● **Lista de exercícios**
A: Indique se cada afirmação abaixo está de acordo com o texto sobre o deságio na recuperação judicial, respondendo sim ou não e citando literalmente as palavras do texto que decidem a questão. (i) A maioria dos planos de recuperação judicial prevê um deságio sobre o valor dos créditos. (ii) Impor o deságio aos credores que aprovaram o plano de recuperação judicial é inconstitucional. (iii) Segundo Arruda Alvim, a Constituição Federal de 1988 apresenta um conceito de propriedade.
B: No texto sobre o deságio na recuperação judicial, reescreva o trecho que vai de "A propriedade tem" até "direito de propriedade.", trocando "títulos de dívida" por "debêntures".
C: Segundo o texto sobre o deságio na recuperação judicial, qual dispositivo da Constituição veda a supressão do direito de propriedade?

● **Trecho do texto**
◆ ◆ ◆ ◆ ◆

NOTÍCIAS

26-08-2025
Recuperação judicial: da ilegalidade do deságio
A maioria dos planos de recuperação judicial prevê um abatimento (deságio) sobre o valor dos créditos. No caso dos credores que aprovaram o plano de recuperação judicial, não há um problema jurídico, pois é uma decisão amparada na autonomia da vontade desses credores, os quais podem renunciar a parte de seu crédito. Entretanto, a imposição do deságio aos credores vencidos é inconstitucional porque significa uma supressão de direito de propriedade, vedada pelo artigo 5º, XXII, da Constituição.
A propriedade tem uma dimensão ampla, não se resumindo a coisas tangíveis. Aplicações financeiras, ações, títulos de dívida, direitos de crédito, ainda que intangíveis, têm clara conotação patrimonial e, por isso, devem ser igualmente protegidos enquanto um direito de propriedade.
Com efeito, como lembra Pinto Ferreira [1], sob a perspectiva constitucional, o direito de propriedade “representa um direito de conteúdo econômico-patrimonial. A garantia do direito de propriedade não se limita por consequência ao direito real, mas também incide nos direitos pessoais, de fundo patrimonial. Caso se concedesse uma interpretação restritiva ao direito de propriedade, não estariam tutelados os créditos, que não teriam a tutela jurídico-constitucional e que poderia ser desapropriado sem indenização, o que não é o caso”.
Em sentido semelhante, Arruda Alvim [2]: “A Constituição Federal de 1988 (…), ao prever e garantir o Direito de propriedade (art. 5º, inciso XXII), não nos apresenta um conceito, uma definição ou indica o que pode ser objeto de propriedade. Destarte, podemos englobar, na previsão constitucional, não apenas os bens imóveis e móveis, mas todo e qualquer bem de valor econômico, material ou imaterial, significativos de patrimonialidade.”

◆ ◆ ◆ ◆ ◆

● **Dados registrados**
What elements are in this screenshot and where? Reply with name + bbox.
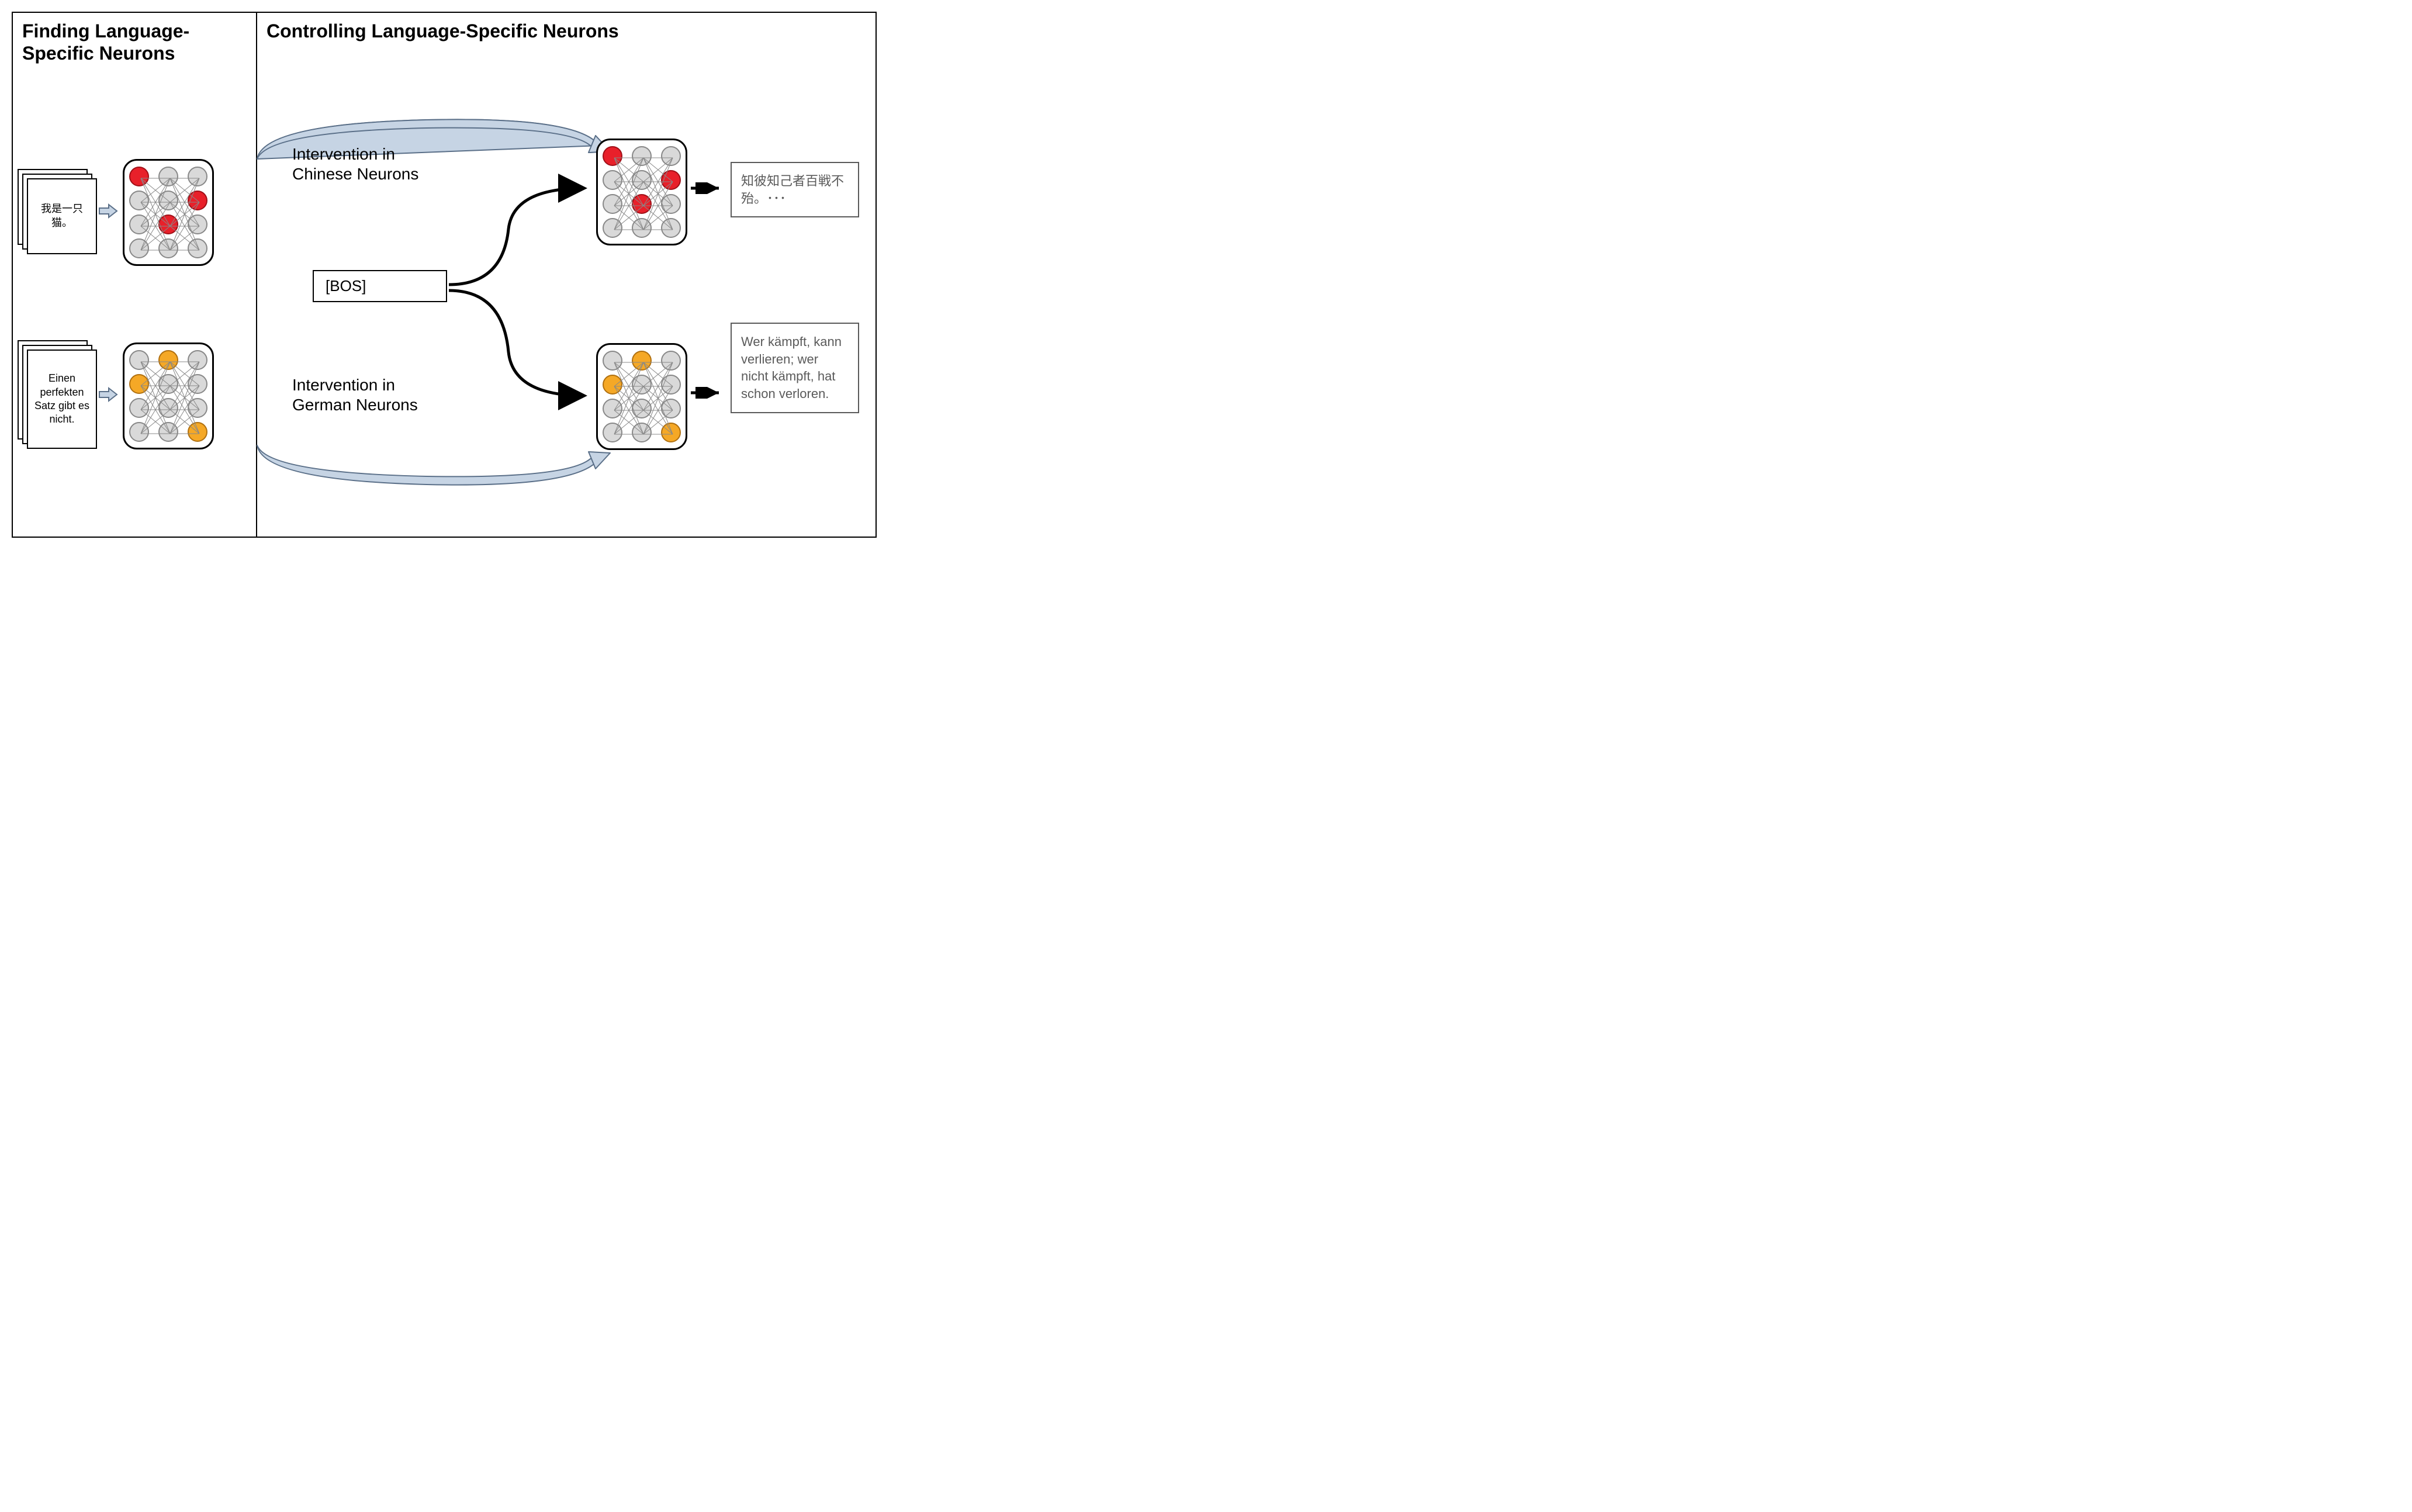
left-panel: Finding Language-Specific Neurons 我是一只猫。 <box>12 12 257 538</box>
nn-col <box>603 146 622 238</box>
neuron <box>603 170 622 190</box>
nn-col <box>158 350 178 442</box>
neuron <box>188 238 207 258</box>
arrow-to-output-chinese <box>690 182 725 194</box>
neuron <box>661 423 681 442</box>
nn-col <box>661 146 681 238</box>
left-panel-title: Finding Language-Specific Neurons <box>22 20 247 65</box>
german-card-text: Einen perfekten Satz gibt es nicht. <box>33 372 91 427</box>
neuron <box>158 422 178 442</box>
neuron <box>661 375 681 395</box>
neuron <box>188 167 207 186</box>
nn-german-finding <box>123 342 214 449</box>
bos-text: [BOS] <box>326 277 366 295</box>
neuron <box>632 170 652 190</box>
nn-col <box>188 167 207 258</box>
bos-box: [BOS] <box>313 270 447 302</box>
german-card: Einen perfekten Satz gibt es nicht. <box>27 350 97 449</box>
neuron <box>603 351 622 371</box>
neuron <box>661 399 681 418</box>
neuron <box>129 191 149 210</box>
neuron <box>632 399 652 418</box>
neuron <box>632 351 652 371</box>
neuron <box>632 194 652 214</box>
output-chinese-text: 知彼知己者百戦不殆。･･･ <box>741 174 844 206</box>
neuron <box>188 374 207 394</box>
neuron <box>158 214 178 234</box>
diagram-container: Finding Language-Specific Neurons 我是一只猫。 <box>12 12 877 538</box>
neuron <box>603 194 622 214</box>
neuron <box>661 170 681 190</box>
neuron <box>129 422 149 442</box>
neuron <box>632 375 652 395</box>
neuron <box>188 214 207 234</box>
neuron <box>129 238 149 258</box>
chinese-card: 我是一只猫。 <box>27 178 97 254</box>
neuron <box>158 167 178 186</box>
neuron <box>188 422 207 442</box>
neuron <box>188 350 207 370</box>
neuron <box>129 214 149 234</box>
branch-arrows <box>444 165 596 410</box>
neuron <box>158 191 178 210</box>
neuron <box>158 398 178 418</box>
output-chinese-box: 知彼知己者百戦不殆。･･･ <box>731 162 859 217</box>
intervention-chinese-label: Intervention in Chinese Neurons <box>292 144 421 184</box>
neuron <box>632 423 652 442</box>
output-german-text: Wer kämpft, kann verlieren; wer nicht kä… <box>741 334 842 401</box>
right-panel: Controlling Language-Specific Neurons In… <box>256 12 877 538</box>
output-german-box: Wer kämpft, kann verlieren; wer nicht kä… <box>731 323 859 413</box>
neuron <box>129 398 149 418</box>
neuron <box>661 194 681 214</box>
neuron <box>632 218 652 238</box>
neuron <box>188 191 207 210</box>
neuron <box>129 350 149 370</box>
nn-col <box>603 351 622 442</box>
neuron <box>603 146 622 166</box>
neuron <box>603 399 622 418</box>
nn-col <box>129 167 149 258</box>
arrow-right-icon <box>98 203 118 222</box>
chinese-card-stack: 我是一只猫。 <box>18 169 94 257</box>
nn-col <box>129 350 149 442</box>
german-card-stack: Einen perfekten Satz gibt es nicht. <box>18 340 94 451</box>
neuron <box>158 374 178 394</box>
neuron <box>603 423 622 442</box>
german-finding-row: Einen perfekten Satz gibt es nicht. <box>18 340 214 451</box>
arrow-to-output-german <box>690 387 725 399</box>
neuron <box>661 146 681 166</box>
neuron <box>632 146 652 166</box>
neuron <box>603 375 622 395</box>
nn-chinese-controlling <box>596 139 687 245</box>
neuron <box>661 351 681 371</box>
nn-col <box>158 167 178 258</box>
chinese-card-text: 我是一只猫。 <box>33 202 91 230</box>
chinese-finding-row: 我是一只猫。 <box>18 159 214 266</box>
neuron <box>188 398 207 418</box>
nn-col <box>632 146 652 238</box>
neuron <box>158 238 178 258</box>
nn-col <box>661 351 681 442</box>
curved-arrow-bottom-icon <box>251 437 614 495</box>
neuron <box>158 350 178 370</box>
arrow-right-icon <box>98 386 118 406</box>
right-panel-title: Controlling Language-Specific Neurons <box>267 20 866 42</box>
nn-chinese-finding <box>123 159 214 266</box>
neuron <box>661 218 681 238</box>
neuron <box>129 167 149 186</box>
intervention-german-label: Intervention in German Neurons <box>292 375 421 414</box>
nn-col <box>188 350 207 442</box>
neuron <box>603 218 622 238</box>
nn-col <box>632 351 652 442</box>
nn-german-controlling <box>596 343 687 450</box>
neuron <box>129 374 149 394</box>
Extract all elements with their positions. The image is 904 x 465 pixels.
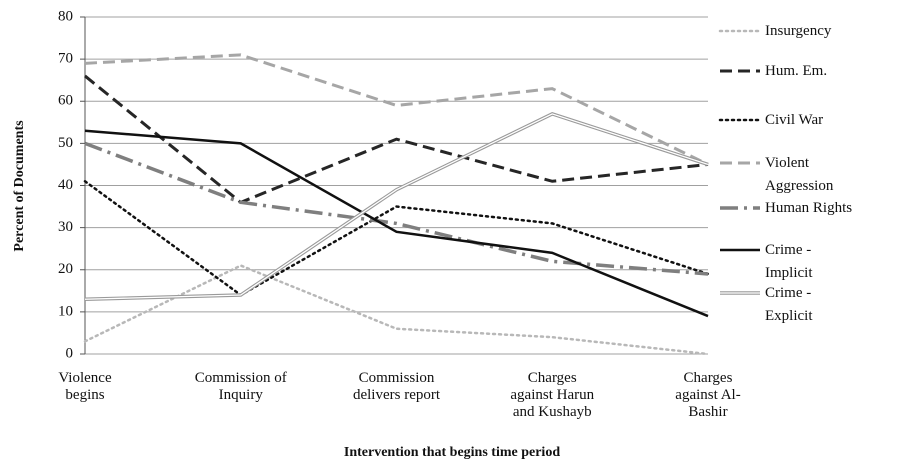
y-tick-label: 80 <box>58 8 73 24</box>
y-tick-label: 70 <box>58 51 73 67</box>
y-tick-label: 40 <box>58 177 73 193</box>
y-tick-label: 10 <box>58 303 73 319</box>
legend-label: Crime - Implicit <box>765 241 813 281</box>
series-line <box>83 264 710 356</box>
legend-label: Hum. Em. <box>765 62 828 79</box>
x-axis-title: Intervention that begins time period <box>344 445 560 460</box>
x-tick-label: Commission of Inquiry <box>194 370 287 403</box>
x-tick-label: Charges against Al-Bashir <box>675 370 741 420</box>
series-line-inner <box>84 113 709 300</box>
y-axis-title: Percent of Documents <box>12 120 27 252</box>
legend-label: Crime - Explicit <box>765 284 813 324</box>
y-tick-label: 50 <box>58 135 73 151</box>
legend-label: Human Rights <box>765 199 853 216</box>
y-tick-label: 0 <box>66 345 74 361</box>
series-line <box>84 129 709 318</box>
series-line <box>84 141 709 276</box>
series-line <box>83 180 710 297</box>
legend-label: Violent Aggression <box>765 154 834 194</box>
series-line <box>84 74 709 205</box>
series-line <box>84 53 709 166</box>
x-tick-label: Commission delivers report <box>352 370 441 403</box>
y-tick-label: 60 <box>58 93 73 109</box>
legend-label: Insurgency <box>765 22 832 39</box>
legend-label: Civil War <box>765 111 824 128</box>
y-tick-label: 20 <box>58 261 73 277</box>
x-tick-label: Violence begins <box>58 370 112 403</box>
x-tick-label: Charges against Harun and Kushayb <box>510 370 595 420</box>
y-tick-label: 30 <box>58 219 73 235</box>
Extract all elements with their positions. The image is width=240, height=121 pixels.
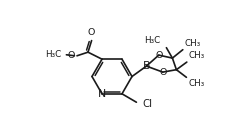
- Text: O: O: [155, 51, 162, 60]
- Text: O: O: [88, 28, 95, 37]
- Text: CH₃: CH₃: [189, 52, 205, 60]
- Text: CH₃: CH₃: [185, 39, 201, 48]
- Text: H₃C: H₃C: [46, 50, 62, 59]
- Text: O: O: [159, 68, 167, 77]
- Text: N: N: [98, 89, 106, 99]
- Text: CH₃: CH₃: [188, 79, 205, 88]
- Text: O: O: [67, 51, 74, 60]
- Text: B: B: [143, 61, 150, 71]
- Text: Cl: Cl: [143, 99, 153, 109]
- Text: H₃C: H₃C: [144, 36, 161, 45]
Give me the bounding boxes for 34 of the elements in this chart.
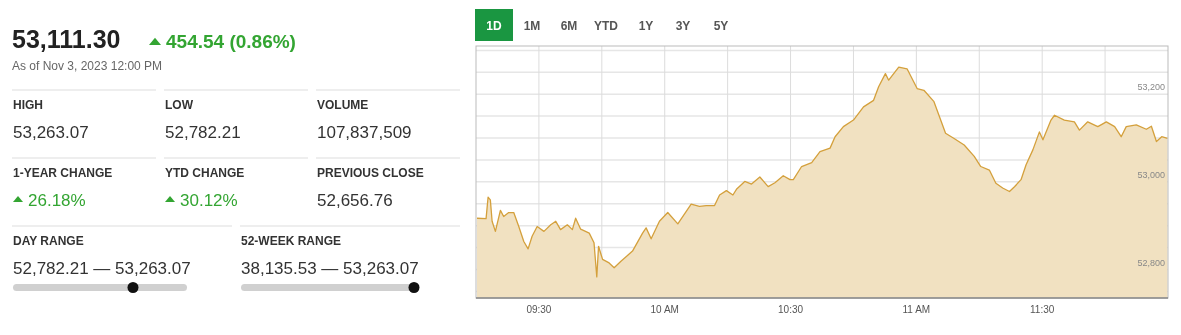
x-tick-label: 10:30 [778, 304, 804, 315]
text: YTD CHANGE [165, 166, 245, 180]
y-tick-label: 52,800 [1137, 257, 1165, 268]
text: 52,782.21 [165, 123, 241, 142]
text: 107,837,509 [317, 123, 412, 142]
text: 52-WEEK RANGE [241, 234, 342, 248]
y-tick-label: 53,000 [1137, 169, 1165, 180]
text: 52,656.76 [317, 191, 393, 210]
text: 5Y [713, 19, 729, 33]
text: HIGH [13, 98, 43, 112]
text: As of Nov 3, 2023 12:00 PM [12, 59, 163, 73]
text: PREVIOUS CLOSE [317, 166, 424, 180]
text: DAY RANGE [13, 234, 84, 248]
text: 3Y [675, 19, 691, 33]
text: 26.18% [28, 191, 86, 210]
text: 53,263.07 [13, 123, 89, 142]
text: 53,111.30 [12, 25, 121, 53]
text: 1M [523, 19, 541, 33]
text: 30.12% [180, 191, 238, 210]
y-tick-label: 53,200 [1137, 82, 1165, 93]
text: VOLUME [317, 98, 369, 112]
x-tick-label: 10 AM [650, 304, 679, 315]
text: LOW [165, 98, 194, 112]
text: 52,782.21 — 53,263.07 [13, 259, 191, 278]
text: 6M [560, 19, 578, 33]
text: 1D [486, 19, 502, 33]
text: 1-YEAR CHANGE [13, 166, 113, 180]
x-tick-label: 09:30 [526, 304, 552, 315]
x-tick-label: 11:30 [1030, 304, 1055, 315]
text: 1Y [638, 19, 654, 33]
x-tick-label: 11 AM [902, 304, 931, 315]
text: 454.54 (0.86%) [166, 31, 296, 52]
text: 38,135.53 — 53,263.07 [241, 259, 419, 278]
text: YTD [594, 19, 619, 33]
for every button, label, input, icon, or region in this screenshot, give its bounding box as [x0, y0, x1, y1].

◆ ◆ ◆ ◆ ◆

● **Respostas**
A:
(i) Sim: "A maioria dos planos de recuperação judicial prevê um abatimento (deságio) sobre o valor dos créditos."
(ii) Não: "No caso dos credores que aprovaram o plano de recuperação judicial, não há um problema jurídico"
(iii) Não: "não nos apresenta um conceito, uma definição ou indica o que pode ser objeto de propriedade"

B:
A propriedade tem uma dimensão ampla, não se resumindo a coisas tangíveis. Aplicações financeiras, ações, debêntures, direitos de crédito, ainda que intangíveis, têm clara conotação patrimonial e, por isso, devem ser igualmente protegidos enquanto um direito de propriedade.

C: O artigo 5º, XXII, da Constituição.